● Problem requirements
Examine the records and identify each line that includes the string "Extract". Copy those lines.

━━━━━ Given information ━━━━━

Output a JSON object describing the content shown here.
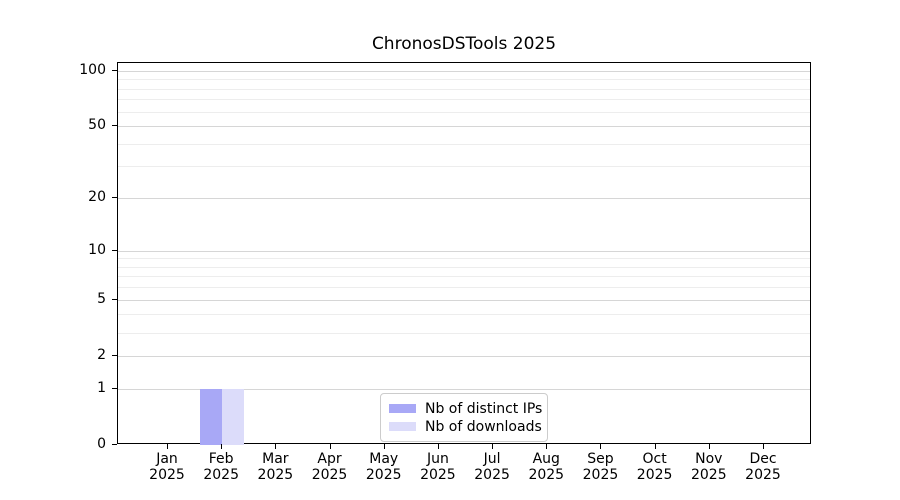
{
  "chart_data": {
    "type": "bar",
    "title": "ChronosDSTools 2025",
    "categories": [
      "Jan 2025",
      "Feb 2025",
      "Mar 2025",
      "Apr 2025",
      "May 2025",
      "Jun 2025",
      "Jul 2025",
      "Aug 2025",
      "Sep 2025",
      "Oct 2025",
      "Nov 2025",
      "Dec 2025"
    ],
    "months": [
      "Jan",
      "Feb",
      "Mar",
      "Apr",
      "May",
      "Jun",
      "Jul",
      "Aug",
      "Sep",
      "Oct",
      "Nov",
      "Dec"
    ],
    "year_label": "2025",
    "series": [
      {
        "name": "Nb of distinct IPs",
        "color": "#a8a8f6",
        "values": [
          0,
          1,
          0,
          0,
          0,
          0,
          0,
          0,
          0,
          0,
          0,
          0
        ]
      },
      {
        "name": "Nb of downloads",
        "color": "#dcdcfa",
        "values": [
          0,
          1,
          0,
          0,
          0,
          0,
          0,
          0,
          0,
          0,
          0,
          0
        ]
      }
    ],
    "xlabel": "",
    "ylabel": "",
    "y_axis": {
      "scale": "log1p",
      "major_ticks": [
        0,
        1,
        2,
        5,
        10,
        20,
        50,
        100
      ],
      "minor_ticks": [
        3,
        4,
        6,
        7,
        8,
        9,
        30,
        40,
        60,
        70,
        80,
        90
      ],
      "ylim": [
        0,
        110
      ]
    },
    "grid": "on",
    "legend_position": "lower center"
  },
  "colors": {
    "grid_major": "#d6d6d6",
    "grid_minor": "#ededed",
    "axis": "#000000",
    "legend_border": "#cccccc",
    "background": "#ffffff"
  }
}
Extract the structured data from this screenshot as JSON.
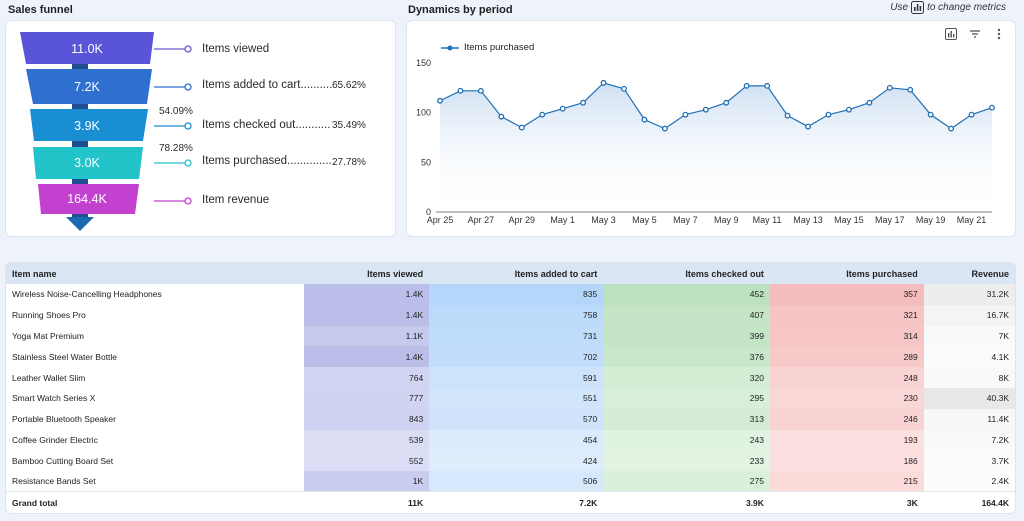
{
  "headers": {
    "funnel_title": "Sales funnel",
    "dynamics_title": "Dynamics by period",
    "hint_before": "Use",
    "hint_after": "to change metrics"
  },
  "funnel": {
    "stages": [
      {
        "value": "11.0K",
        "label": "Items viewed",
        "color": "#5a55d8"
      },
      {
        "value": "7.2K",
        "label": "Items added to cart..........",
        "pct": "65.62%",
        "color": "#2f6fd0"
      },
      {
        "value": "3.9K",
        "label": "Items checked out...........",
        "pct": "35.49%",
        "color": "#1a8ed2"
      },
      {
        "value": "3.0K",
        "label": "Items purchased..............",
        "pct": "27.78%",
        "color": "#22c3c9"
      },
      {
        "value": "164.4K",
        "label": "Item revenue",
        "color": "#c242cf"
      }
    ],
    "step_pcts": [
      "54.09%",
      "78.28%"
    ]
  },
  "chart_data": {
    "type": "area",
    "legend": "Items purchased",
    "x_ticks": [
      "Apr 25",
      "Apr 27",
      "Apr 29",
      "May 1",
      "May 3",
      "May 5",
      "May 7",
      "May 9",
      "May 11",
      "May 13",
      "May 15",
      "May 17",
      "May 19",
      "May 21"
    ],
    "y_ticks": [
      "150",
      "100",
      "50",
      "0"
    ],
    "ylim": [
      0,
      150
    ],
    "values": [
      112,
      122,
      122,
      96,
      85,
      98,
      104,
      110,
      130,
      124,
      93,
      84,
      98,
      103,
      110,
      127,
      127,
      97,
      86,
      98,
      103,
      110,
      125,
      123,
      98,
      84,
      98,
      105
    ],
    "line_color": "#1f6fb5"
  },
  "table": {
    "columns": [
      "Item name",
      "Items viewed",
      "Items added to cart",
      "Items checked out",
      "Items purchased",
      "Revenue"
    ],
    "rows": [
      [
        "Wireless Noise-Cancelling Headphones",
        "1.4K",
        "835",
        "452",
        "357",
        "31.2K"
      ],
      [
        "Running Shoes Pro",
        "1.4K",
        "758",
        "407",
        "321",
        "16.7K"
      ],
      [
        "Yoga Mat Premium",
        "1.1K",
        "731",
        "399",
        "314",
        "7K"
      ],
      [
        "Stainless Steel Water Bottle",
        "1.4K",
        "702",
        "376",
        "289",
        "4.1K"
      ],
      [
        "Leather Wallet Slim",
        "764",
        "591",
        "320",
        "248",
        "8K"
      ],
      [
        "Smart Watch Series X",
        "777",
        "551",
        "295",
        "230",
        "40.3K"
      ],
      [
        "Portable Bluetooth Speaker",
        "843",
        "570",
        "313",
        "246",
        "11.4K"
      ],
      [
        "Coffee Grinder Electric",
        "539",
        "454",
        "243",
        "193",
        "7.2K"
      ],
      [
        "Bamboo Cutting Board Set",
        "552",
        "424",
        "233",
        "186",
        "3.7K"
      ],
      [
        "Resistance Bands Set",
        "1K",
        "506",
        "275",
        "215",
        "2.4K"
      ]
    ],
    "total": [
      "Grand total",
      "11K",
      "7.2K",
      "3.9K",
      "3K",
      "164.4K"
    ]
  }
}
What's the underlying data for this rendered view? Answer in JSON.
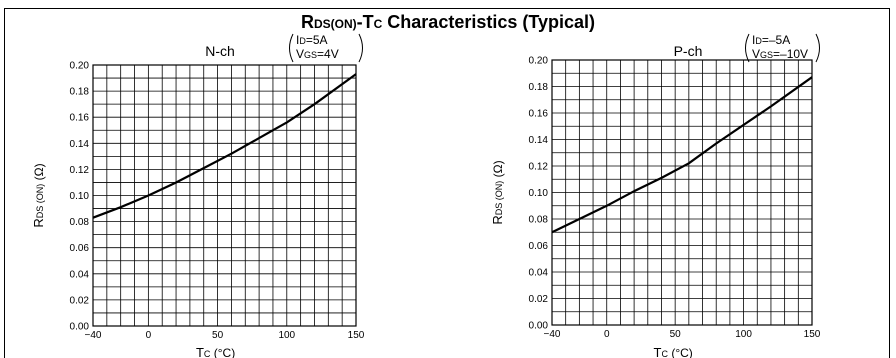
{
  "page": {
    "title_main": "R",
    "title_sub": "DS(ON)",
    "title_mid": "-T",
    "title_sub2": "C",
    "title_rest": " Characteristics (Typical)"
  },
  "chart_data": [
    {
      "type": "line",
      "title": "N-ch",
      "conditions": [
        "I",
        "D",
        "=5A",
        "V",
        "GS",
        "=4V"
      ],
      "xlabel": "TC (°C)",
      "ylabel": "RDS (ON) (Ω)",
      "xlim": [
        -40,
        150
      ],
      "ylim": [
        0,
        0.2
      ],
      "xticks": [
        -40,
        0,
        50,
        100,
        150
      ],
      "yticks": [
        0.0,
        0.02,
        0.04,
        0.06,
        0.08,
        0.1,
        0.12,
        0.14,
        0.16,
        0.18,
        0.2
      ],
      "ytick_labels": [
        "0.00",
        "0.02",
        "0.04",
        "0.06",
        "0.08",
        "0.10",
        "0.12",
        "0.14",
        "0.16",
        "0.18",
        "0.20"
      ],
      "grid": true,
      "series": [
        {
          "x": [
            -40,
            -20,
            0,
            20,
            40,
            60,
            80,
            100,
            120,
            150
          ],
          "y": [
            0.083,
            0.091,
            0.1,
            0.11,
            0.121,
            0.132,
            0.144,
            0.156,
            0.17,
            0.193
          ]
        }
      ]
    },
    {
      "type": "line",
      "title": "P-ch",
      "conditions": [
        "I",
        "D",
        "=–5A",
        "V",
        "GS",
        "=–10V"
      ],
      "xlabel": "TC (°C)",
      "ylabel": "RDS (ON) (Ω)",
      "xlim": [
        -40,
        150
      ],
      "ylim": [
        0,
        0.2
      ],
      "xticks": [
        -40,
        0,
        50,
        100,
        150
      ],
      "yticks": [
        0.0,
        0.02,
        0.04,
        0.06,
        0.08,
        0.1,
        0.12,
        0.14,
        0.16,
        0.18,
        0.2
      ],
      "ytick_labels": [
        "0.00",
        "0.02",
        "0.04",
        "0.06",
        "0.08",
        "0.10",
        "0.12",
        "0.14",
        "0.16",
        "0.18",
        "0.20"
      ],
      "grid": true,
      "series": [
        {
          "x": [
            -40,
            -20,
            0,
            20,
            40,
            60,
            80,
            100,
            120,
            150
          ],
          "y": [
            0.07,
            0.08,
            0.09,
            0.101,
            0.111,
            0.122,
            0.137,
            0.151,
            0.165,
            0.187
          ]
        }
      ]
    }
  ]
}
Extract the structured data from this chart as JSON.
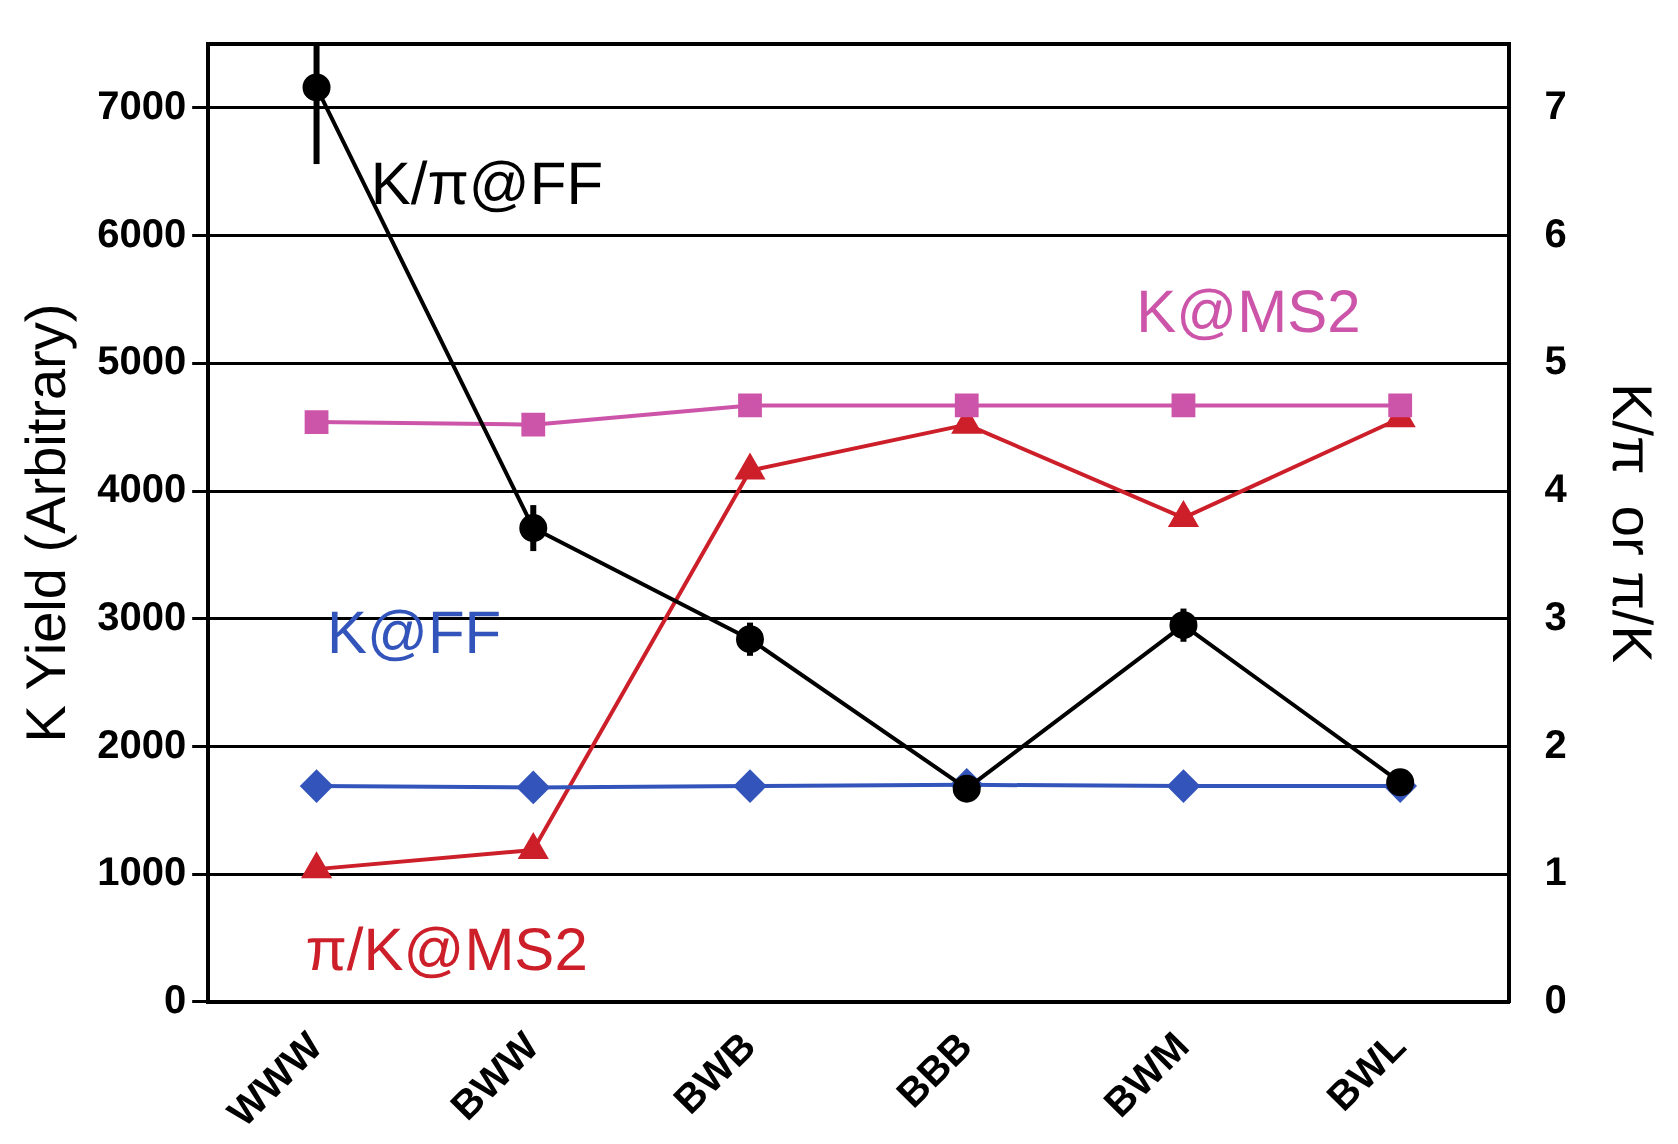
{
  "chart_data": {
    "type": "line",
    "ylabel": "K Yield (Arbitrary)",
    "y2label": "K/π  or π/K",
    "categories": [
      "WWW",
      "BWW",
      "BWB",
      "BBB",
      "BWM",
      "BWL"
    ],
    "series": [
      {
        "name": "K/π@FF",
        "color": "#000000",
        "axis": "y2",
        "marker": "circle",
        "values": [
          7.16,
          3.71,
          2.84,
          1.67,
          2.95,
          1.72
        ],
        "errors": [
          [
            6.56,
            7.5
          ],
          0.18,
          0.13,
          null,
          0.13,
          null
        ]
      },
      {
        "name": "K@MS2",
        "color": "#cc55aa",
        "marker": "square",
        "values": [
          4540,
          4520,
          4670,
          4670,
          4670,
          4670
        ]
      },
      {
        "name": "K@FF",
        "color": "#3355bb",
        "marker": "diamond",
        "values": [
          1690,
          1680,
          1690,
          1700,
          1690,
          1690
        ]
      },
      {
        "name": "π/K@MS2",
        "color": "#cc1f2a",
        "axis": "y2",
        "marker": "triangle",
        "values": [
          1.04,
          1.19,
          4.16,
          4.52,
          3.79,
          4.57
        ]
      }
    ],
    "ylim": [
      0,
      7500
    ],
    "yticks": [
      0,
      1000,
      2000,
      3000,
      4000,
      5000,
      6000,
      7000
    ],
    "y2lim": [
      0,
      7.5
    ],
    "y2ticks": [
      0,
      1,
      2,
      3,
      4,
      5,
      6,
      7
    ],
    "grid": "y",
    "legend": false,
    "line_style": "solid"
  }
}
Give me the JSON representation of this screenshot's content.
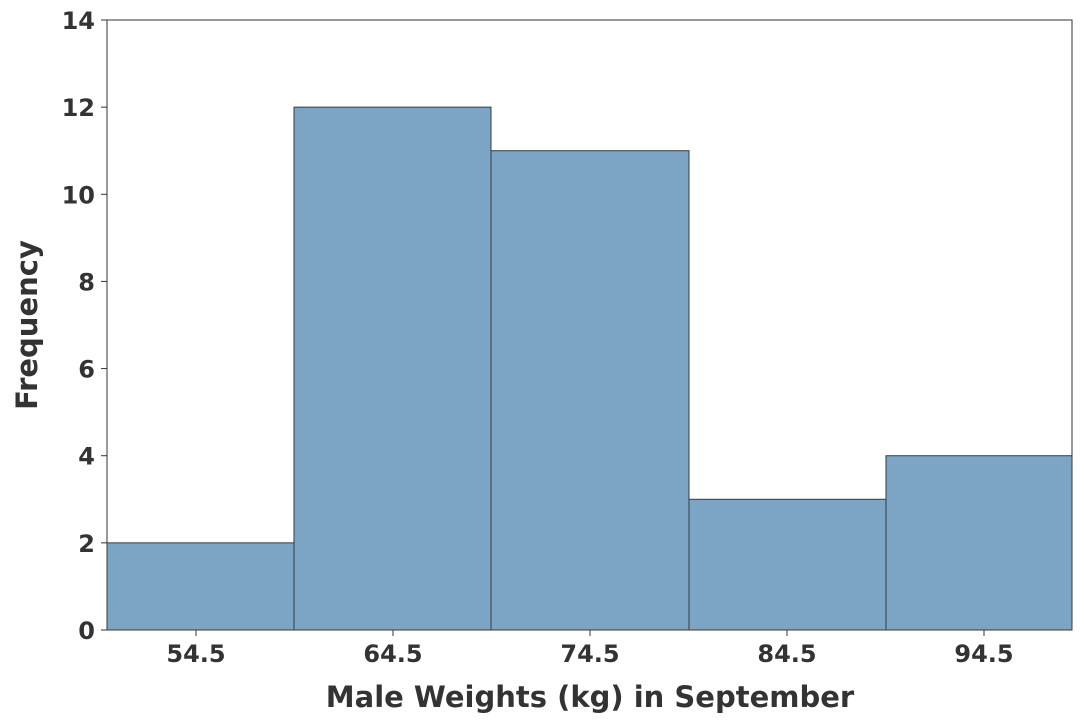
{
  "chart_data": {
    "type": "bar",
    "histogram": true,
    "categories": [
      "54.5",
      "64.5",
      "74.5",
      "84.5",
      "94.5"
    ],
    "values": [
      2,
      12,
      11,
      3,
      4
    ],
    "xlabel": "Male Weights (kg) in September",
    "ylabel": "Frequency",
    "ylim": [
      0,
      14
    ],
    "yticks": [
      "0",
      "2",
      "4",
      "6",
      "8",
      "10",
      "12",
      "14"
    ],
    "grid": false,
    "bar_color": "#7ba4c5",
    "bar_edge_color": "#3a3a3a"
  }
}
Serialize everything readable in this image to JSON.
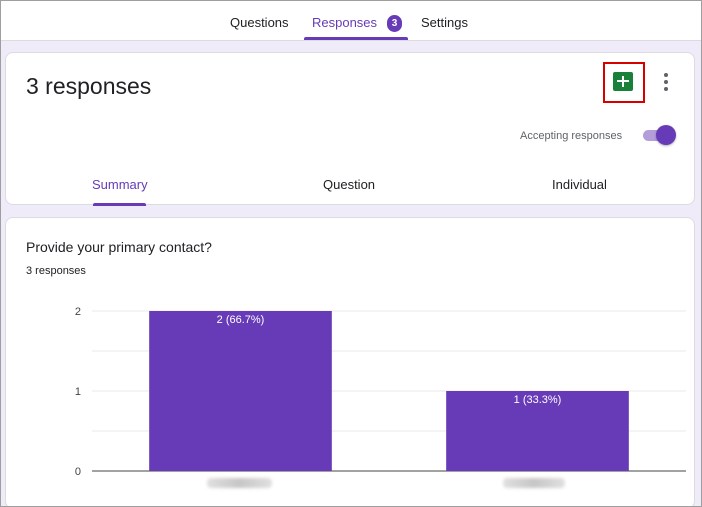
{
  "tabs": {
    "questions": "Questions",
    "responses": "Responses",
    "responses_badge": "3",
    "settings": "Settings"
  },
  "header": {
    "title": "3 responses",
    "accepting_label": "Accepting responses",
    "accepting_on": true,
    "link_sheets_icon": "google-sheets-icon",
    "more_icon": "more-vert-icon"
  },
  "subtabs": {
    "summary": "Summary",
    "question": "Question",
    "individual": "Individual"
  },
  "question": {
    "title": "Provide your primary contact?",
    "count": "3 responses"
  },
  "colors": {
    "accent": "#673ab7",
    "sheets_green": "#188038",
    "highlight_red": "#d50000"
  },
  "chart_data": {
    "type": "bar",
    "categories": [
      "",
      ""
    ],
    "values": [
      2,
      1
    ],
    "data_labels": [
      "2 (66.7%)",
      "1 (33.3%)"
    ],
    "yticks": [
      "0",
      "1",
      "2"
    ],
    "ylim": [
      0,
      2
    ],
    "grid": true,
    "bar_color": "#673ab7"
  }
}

━━━━━

● Reply to the task
Extract the structured data from this screenshot as JSON.
Extract the structured data from this chart as JSON.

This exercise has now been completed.